DO THIS: Would you copy out the whole listing exactly as given?

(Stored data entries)
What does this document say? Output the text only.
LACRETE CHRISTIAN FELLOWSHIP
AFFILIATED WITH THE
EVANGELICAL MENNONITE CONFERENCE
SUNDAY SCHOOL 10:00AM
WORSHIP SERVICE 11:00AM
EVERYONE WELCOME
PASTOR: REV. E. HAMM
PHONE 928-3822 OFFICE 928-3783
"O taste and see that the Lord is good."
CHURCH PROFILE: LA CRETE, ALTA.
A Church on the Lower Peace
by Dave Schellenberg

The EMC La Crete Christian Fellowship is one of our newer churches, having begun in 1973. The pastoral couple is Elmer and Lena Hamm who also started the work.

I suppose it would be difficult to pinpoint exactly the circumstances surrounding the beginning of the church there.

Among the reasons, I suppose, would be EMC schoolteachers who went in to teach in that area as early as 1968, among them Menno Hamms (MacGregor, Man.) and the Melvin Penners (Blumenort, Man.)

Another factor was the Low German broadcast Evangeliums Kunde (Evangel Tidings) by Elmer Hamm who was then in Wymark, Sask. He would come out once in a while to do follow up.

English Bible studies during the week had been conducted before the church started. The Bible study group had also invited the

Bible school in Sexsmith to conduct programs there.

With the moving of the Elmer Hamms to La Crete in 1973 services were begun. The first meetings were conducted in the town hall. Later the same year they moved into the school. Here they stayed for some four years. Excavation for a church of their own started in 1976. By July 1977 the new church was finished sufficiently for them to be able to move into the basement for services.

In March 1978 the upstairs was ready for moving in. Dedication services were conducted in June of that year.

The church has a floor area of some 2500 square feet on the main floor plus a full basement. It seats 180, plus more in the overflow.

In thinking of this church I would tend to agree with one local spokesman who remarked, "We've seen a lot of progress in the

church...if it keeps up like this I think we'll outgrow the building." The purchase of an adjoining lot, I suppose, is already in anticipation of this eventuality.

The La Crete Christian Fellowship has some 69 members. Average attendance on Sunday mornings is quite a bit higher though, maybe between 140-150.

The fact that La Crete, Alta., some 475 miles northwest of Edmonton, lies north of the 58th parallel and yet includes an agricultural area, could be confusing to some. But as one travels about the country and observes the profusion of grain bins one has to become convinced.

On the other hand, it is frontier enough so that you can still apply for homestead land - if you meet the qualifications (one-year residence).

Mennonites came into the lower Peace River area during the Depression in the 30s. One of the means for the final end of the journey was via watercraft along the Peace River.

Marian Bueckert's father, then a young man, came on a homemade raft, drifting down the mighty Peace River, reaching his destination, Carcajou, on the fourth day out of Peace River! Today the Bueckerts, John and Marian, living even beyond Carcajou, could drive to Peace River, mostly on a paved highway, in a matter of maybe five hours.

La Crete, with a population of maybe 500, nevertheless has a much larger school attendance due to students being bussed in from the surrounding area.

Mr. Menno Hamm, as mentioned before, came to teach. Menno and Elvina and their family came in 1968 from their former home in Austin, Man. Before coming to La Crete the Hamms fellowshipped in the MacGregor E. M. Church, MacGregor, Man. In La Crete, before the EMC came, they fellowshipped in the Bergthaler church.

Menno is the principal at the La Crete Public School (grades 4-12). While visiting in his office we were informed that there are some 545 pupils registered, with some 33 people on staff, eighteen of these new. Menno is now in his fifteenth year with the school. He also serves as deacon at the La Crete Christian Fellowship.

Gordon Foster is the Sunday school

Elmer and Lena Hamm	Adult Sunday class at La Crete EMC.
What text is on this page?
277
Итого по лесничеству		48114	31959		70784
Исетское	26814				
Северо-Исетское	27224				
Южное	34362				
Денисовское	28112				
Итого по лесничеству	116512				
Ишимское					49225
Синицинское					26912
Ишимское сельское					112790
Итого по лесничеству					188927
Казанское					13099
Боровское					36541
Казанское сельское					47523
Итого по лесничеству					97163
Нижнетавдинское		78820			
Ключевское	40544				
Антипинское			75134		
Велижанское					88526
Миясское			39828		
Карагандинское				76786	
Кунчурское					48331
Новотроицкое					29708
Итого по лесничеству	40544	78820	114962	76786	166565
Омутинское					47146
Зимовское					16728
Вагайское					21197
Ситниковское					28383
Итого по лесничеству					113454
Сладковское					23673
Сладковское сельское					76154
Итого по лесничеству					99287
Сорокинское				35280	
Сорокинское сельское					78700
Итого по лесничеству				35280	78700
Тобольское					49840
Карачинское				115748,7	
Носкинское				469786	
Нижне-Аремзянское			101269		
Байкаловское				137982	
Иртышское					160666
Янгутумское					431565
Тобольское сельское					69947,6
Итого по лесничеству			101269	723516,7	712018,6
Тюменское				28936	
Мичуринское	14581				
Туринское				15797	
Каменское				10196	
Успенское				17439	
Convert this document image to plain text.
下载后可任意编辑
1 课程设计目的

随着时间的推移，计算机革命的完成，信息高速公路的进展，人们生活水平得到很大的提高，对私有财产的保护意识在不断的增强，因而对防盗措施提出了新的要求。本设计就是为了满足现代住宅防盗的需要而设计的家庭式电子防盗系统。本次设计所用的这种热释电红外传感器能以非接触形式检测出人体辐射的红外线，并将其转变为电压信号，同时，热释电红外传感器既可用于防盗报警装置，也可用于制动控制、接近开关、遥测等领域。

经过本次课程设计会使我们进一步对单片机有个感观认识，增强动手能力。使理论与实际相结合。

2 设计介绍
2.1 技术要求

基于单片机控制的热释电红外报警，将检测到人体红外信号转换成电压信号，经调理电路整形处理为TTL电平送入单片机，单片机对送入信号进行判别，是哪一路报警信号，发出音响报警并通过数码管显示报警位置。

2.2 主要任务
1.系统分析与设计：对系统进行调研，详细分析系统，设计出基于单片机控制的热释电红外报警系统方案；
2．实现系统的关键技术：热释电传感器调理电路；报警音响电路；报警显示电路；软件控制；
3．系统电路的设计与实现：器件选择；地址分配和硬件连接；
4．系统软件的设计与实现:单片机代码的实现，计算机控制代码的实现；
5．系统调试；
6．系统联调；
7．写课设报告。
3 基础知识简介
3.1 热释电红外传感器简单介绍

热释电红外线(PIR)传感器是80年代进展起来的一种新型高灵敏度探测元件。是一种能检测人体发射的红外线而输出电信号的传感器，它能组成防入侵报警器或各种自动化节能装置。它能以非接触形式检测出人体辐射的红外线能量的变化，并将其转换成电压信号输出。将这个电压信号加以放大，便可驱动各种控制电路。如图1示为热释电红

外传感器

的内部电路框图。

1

RESULT BELOW:
What does this document say? Output the text only.
LACRETE CHRISTIAN FELLOWSHIP
AFFILIATED WITH THE
EVANGELICAL MENNONITE CONFERENCE
SUNDAY SCHOOL 10:00AM
WORSHIP SERVICE 11:00AM
EVERYONE WELCOME
PASTOR: REV. E. HAMM
PHONE 928-3822 OFFICE 928-3783
"O taste and see that the Lord is good."
CHURCH PROFILE: LA CRETE, ALTA.
A Church on the Lower Peace
by Dave Schellenberg

The EMC La Crete Christian Fellowship is one of our newer churches, having begun in 1973. The pastoral couple is Elmer and Lena Hamm who also started the work.

I suppose it would be difficult to pinpoint exactly the circumstances surrounding the beginning of the church there.

Among the reasons, I suppose, would be EMC schoolteachers who went in to teach in that area as early as 1968, among them Menno Hamms (MacGregor, Man.) and the Melvin Penners (Blumenort, Man.)

Another factor was the Low German broadcast Evangeliums Kunde (Evangel Tidings) by Elmer Hamm who was then in Wymark, Sask. He would come out once in a while to do follow up.

English Bible studies during the week had been conducted before the church started. The Bible study group had also invited the

Bible school in Sexsmith to conduct programs there.

With the moving of the Elmer Hamms to La Crete in 1973 services were begun. The first meetings were conducted in the town hall. Later the same year they moved into the school. Here they stayed for some four years. Excavation for a church of their own started in 1976. By July 1977 the new church was finished sufficiently for them to be able to move into the basement for services.

In March 1978 the upstairs was ready for moving in. Dedication services were conducted in June of that year.

The church has a floor area of some 2500 square feet on the main floor plus a full basement. It seats 180, plus more in the overflow.

In thinking of this church I would tend to agree with one local spokesman who remarked, "We've seen a lot of progress in the

church...if it keeps up like this I think we'll outgrow the building." The purchase of an adjoining lot, I suppose, is already in anticipation of this eventuality.

The La Crete Christian Fellowship has some 69 members. Average attendance on Sunday mornings is quite a bit higher though, maybe between 140-150.

The fact that La Crete, Alta., some 475 miles northwest of Edmonton, lies north of the 58th parallel and yet includes an agricultural area, could be confusing to some. But as one travels about the country and observes the profusion of grain bins one has to become convinced.

On the other hand, it is frontier enough so that you can still apply for homestead land - if you meet the qualifications (one-year residence).

Mennonites came into the lower Peace River area during the Depression in the 30s. One of the means for the final end of the journey was via watercraft along the Peace River.

Marian Bueckert's father, then a young man, came on a homemade raft, drifting down the mighty Peace River, reaching his destination, Carcajou, on the fourth day out of Peace River! Today the Bueckerts, John and Marian, living even beyond Carcajou, could drive to Peace River, mostly on a paved highway, in a matter of maybe five hours.

La Crete, with a population of maybe 500, nevertheless has a much larger school attendance due to students being bussed in from the surrounding area.

Mr. Menno Hamm, as mentioned before, came to teach. Menno and Elvina and their family came in 1968 from their former home in Austin, Man. Before coming to La Crete the Hamms fellowshipped in the MacGregor E. M. Church, MacGregor, Man. In La Crete, before the EMC came, they fellowshipped in the Bergthaler church.

Menno is the principal at the La Crete Public School (grades 4-12). While visiting in his office we were informed that there are some 545 pupils registered, with some 33 people on staff, eighteen of these new. Menno is now in his fifteenth year with the school. He also serves as deacon at the La Crete Christian Fellowship.

Gordon Foster is the Sunday school

Elmer and Lena Hamm	Adult Sunday class at La Crete EMC.
What text is on this page?
277
Итого по лесничеству		48114	31959		70784
Исетское	26814				
Северо-Исетское	27224				
Южное	34362				
Денисовское	28112				
Итого по лесничеству	116512				
Ишимское					49225
Синицинское					26912
Ишимское сельское					112790
Итого по лесничеству					188927
Казанское					13099
Боровское					36541
Казанское сельское					47523
Итого по лесничеству					97163
Нижнетавдинское		78820			
Ключевское	40544				
Антипинское			75134		
Велижанское					88526
Миясское			39828		
Карагандинское				76786	
Кунчурское					48331
Новотроицкое					29708
Итого по лесничеству	40544	78820	114962	76786	166565
Омутинское					47146
Зимовское					16728
Вагайское					21197
Ситниковское					28383
Итого по лесничеству					113454
Сладковское					23673
Сладковское сельское					76154
Итого по лесничеству					99287
Сорокинское				35280	
Сорокинское сельское					78700
Итого по лесничеству				35280	78700
Тобольское					49840
Карачинское				115748,7	
Носкинское				469786	
Нижне-Аремзянское			101269		
Байкаловское				137982	
Иртышское					160666
Янгутумское					431565
Тобольское сельское					69947,6
Итого по лесничеству			101269	723516,7	712018,6
Тюменское				28936	
Мичуринское	14581				
Туринское				15797	
Каменское				10196	
Успенское				17439	
Convert this document image to plain text.
下载后可任意编辑
1 课程设计目的

随着时间的推移，计算机革命的完成，信息高速公路的进展，人们生活水平得到很大的提高，对私有财产的保护意识在不断的增强，因而对防盗措施提出了新的要求。本设计就是为了满足现代住宅防盗的需要而设计的家庭式电子防盗系统。本次设计所用的这种热释电红外传感器能以非接触形式检测出人体辐射的红外线，并将其转变为电压信号，同时，热释电红外传感器既可用于防盗报警装置，也可用于制动控制、接近开关、遥测等领域。

经过本次课程设计会使我们进一步对单片机有个感观认识，增强动手能力。使理论与实际相结合。

2 设计介绍
2.1 技术要求

基于单片机控制的热释电红外报警，将检测到人体红外信号转换成电压信号，经调理电路整形处理为TTL电平送入单片机，单片机对送入信号进行判别，是哪一路报警信号，发出音响报警并通过数码管显示报警位置。

2.2 主要任务
1.系统分析与设计：对系统进行调研，详细分析系统，设计出基于单片机控制的热释电红外报警系统方案；
2．实现系统的关键技术：热释电传感器调理电路；报警音响电路；报警显示电路；软件控制；
3．系统电路的设计与实现：器件选择；地址分配和硬件连接；
4．系统软件的设计与实现:单片机代码的实现，计算机控制代码的实现；
5．系统调试；
6．系统联调；
7．写课设报告。
3 基础知识简介
3.1 热释电红外传感器简单介绍

热释电红外线(PIR)传感器是80年代进展起来的一种新型高灵敏度探测元件。是一种能检测人体发射的红外线而输出电信号的传感器，它能组成防入侵报警器或各种自动化节能装置。它能以非接触形式检测出人体辐射的红外线能量的变化，并将其转换成电压信号输出。将这个电压信号加以放大，便可驱动各种控制电路。如图1示为热释电红

外传感器

的内部电路框图。

1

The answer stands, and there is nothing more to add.